— Start of PROVIDED MATERIAL —

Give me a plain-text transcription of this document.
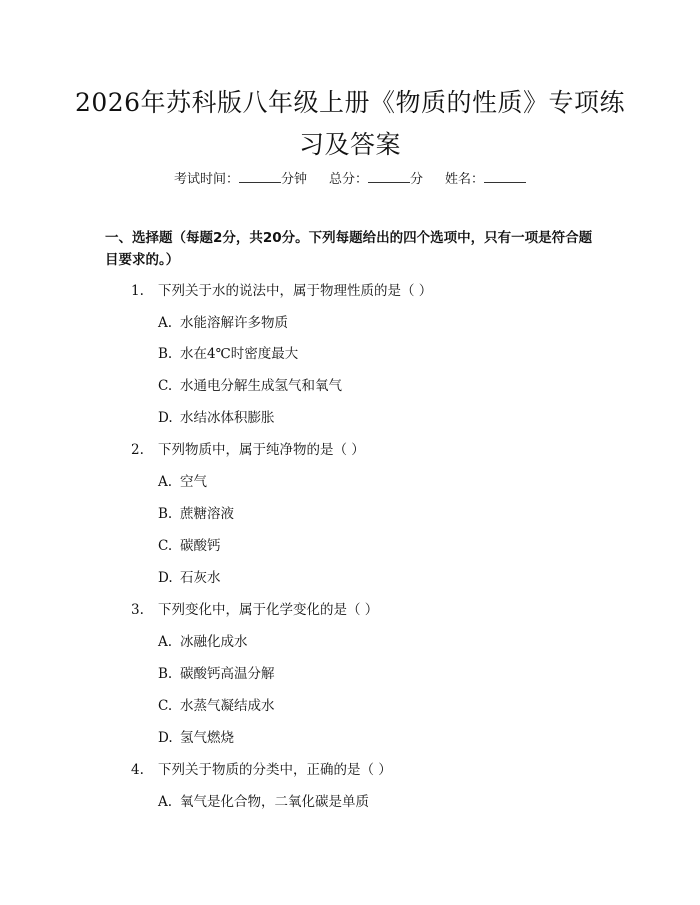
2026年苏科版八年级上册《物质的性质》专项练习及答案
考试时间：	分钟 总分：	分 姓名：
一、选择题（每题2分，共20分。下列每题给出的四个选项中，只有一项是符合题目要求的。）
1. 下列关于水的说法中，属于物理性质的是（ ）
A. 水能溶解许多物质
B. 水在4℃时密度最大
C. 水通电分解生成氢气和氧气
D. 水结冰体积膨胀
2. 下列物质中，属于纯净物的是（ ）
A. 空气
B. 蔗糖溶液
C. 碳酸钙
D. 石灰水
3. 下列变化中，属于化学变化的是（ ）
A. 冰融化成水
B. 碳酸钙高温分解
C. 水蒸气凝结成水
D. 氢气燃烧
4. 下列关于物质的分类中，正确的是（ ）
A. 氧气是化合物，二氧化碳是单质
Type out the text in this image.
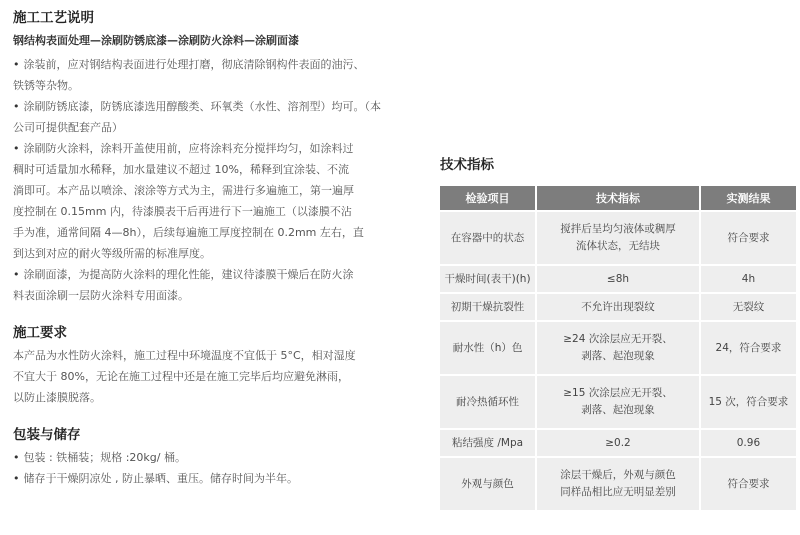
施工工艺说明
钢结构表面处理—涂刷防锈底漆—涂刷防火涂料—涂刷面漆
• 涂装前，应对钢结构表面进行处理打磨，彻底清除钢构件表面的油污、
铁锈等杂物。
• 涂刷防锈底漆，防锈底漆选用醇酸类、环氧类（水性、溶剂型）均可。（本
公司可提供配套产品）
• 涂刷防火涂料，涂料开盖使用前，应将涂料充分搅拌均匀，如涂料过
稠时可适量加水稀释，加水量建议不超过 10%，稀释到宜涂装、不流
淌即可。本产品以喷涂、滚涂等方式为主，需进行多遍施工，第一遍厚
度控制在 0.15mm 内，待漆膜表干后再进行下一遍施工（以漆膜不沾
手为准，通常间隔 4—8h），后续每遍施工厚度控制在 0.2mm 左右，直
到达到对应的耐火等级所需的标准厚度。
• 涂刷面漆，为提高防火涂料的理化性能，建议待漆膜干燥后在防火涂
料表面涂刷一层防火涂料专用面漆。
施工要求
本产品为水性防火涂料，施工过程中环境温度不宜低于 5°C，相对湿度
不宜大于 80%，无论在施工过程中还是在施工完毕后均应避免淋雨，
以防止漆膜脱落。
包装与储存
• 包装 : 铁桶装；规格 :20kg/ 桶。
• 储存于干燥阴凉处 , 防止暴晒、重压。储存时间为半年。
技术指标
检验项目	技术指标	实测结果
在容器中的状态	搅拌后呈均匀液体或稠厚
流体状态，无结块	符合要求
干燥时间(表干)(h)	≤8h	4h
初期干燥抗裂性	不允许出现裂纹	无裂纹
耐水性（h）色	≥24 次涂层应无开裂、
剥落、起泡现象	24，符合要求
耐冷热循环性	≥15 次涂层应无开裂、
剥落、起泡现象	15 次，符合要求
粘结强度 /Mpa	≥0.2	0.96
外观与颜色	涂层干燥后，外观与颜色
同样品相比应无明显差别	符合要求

— End of PROVIDED MATERIAL —
— Start of PROVIDED MATERIAL —

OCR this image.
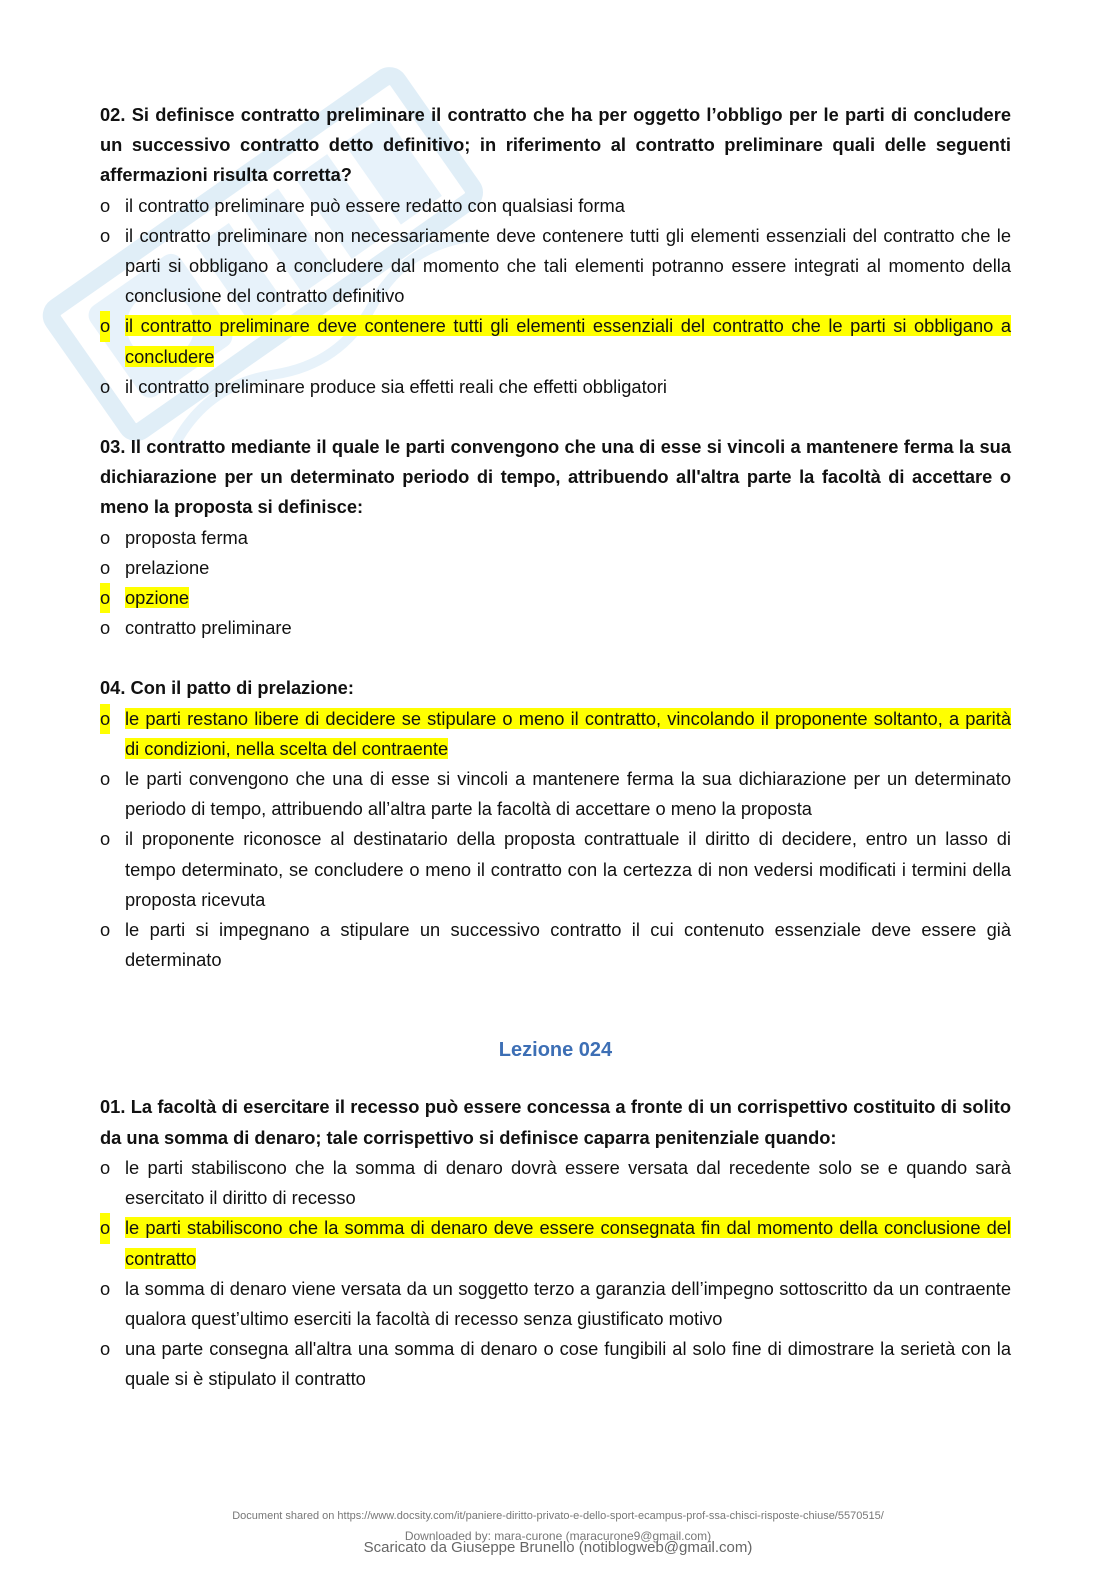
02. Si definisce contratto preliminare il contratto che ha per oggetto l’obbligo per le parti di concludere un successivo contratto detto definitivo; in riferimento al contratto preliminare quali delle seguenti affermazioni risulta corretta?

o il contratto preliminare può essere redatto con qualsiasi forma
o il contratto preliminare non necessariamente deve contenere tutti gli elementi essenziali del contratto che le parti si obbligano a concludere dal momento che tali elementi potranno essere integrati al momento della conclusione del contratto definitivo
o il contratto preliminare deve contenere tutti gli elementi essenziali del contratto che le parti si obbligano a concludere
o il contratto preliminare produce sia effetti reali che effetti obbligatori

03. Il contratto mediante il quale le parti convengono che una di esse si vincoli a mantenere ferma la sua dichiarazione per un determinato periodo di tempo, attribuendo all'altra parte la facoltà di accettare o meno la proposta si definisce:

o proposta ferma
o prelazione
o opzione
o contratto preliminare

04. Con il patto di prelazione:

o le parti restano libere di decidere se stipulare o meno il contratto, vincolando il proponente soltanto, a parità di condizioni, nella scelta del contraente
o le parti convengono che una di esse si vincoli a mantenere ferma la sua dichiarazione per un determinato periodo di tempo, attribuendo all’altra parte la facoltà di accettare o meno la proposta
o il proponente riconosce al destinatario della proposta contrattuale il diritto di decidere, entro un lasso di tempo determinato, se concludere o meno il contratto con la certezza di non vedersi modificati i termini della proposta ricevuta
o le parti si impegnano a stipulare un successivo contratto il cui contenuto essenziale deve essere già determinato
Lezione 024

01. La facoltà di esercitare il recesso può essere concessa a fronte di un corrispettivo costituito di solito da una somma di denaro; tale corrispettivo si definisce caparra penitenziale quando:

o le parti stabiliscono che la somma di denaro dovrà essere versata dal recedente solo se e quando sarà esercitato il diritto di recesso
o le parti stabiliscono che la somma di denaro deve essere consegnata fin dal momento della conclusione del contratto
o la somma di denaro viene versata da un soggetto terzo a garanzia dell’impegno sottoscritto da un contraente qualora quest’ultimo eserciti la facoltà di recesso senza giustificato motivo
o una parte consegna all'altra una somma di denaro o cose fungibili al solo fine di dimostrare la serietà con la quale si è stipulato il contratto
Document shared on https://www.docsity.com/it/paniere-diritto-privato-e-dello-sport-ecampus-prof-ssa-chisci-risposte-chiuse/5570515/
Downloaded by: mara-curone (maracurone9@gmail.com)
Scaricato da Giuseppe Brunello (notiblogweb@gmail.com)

— End of PROVIDED MATERIAL —

> _YOUR TASK_: From the material above, gather all lines that include the string "quale" and copy them.

> _COMPLETE RESPONSE_:
03. Il contratto mediante il quale le parti convengono che una di esse si vincoli a mantenere ferma la sua dichiarazione per un determinato periodo di tempo, attribuendo all'altra parte la facoltà di accettare o meno la proposta si definisce:
o una parte consegna all'altra una somma di denaro o cose fungibili al solo fine di dimostrare la serietà con la quale si è stipulato il contratto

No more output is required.